[Start of EXTRACTED DATA]
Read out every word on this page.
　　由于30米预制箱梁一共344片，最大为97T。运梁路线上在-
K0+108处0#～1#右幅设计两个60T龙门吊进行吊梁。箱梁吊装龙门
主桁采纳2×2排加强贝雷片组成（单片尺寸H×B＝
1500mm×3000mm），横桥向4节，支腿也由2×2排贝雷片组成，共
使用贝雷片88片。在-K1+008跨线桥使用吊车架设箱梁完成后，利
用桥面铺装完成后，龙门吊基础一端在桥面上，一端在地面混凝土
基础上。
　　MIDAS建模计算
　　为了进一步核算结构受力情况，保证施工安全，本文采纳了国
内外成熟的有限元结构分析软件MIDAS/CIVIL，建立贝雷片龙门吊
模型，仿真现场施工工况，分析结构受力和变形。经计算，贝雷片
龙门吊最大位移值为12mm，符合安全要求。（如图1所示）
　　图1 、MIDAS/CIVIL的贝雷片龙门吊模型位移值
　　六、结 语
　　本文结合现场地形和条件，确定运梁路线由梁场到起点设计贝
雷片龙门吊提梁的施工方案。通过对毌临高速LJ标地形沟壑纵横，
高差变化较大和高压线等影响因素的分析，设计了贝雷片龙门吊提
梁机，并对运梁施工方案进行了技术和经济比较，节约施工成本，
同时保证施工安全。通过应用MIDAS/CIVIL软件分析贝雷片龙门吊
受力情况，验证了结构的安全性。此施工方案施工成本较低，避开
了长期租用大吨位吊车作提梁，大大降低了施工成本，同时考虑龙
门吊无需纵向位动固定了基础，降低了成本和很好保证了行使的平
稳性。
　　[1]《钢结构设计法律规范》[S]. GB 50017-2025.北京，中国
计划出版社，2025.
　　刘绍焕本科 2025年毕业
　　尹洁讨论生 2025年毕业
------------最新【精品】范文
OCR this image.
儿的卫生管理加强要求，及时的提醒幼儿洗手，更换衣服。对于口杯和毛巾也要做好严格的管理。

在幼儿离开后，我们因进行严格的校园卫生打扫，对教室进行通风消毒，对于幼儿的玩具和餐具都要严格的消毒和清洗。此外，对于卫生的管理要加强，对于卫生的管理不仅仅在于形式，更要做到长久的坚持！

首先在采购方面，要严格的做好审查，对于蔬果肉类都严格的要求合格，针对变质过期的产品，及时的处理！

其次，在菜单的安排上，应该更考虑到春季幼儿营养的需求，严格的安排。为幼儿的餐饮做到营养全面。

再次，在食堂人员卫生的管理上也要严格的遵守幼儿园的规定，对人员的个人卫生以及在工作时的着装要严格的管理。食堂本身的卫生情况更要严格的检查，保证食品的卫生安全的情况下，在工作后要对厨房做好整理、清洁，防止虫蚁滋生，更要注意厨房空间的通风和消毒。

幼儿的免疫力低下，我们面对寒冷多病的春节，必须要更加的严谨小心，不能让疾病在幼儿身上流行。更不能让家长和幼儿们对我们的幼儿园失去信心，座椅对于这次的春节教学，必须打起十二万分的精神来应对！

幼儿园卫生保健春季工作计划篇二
[End of EXTRACTED DATA]
_CHALLENGE_. Nothing outside the span should appear: transcribe the lines from the one containing "OCR this image." through the last line of the records.

_OUTPUT_.
OCR this image.
儿的卫生管理加强要求，及时的提醒幼儿洗手，更换衣服。对于口杯和毛巾也要做好严格的管理。

在幼儿离开后，我们因进行严格的校园卫生打扫，对教室进行通风消毒，对于幼儿的玩具和餐具都要严格的消毒和清洗。此外，对于卫生的管理要加强，对于卫生的管理不仅仅在于形式，更要做到长久的坚持！

首先在采购方面，要严格的做好审查，对于蔬果肉类都严格的要求合格，针对变质过期的产品，及时的处理！

其次，在菜单的安排上，应该更考虑到春季幼儿营养的需求，严格的安排。为幼儿的餐饮做到营养全面。

再次，在食堂人员卫生的管理上也要严格的遵守幼儿园的规定，对人员的个人卫生以及在工作时的着装要严格的管理。食堂本身的卫生情况更要严格的检查，保证食品的卫生安全的情况下，在工作后要对厨房做好整理、清洁，防止虫蚁滋生，更要注意厨房空间的通风和消毒。

幼儿的免疫力低下，我们面对寒冷多病的春节，必须要更加的严谨小心，不能让疾病在幼儿身上流行。更不能让家长和幼儿们对我们的幼儿园失去信心，座椅对于这次的春节教学，必须打起十二万分的精神来应对！

幼儿园卫生保健春季工作计划篇二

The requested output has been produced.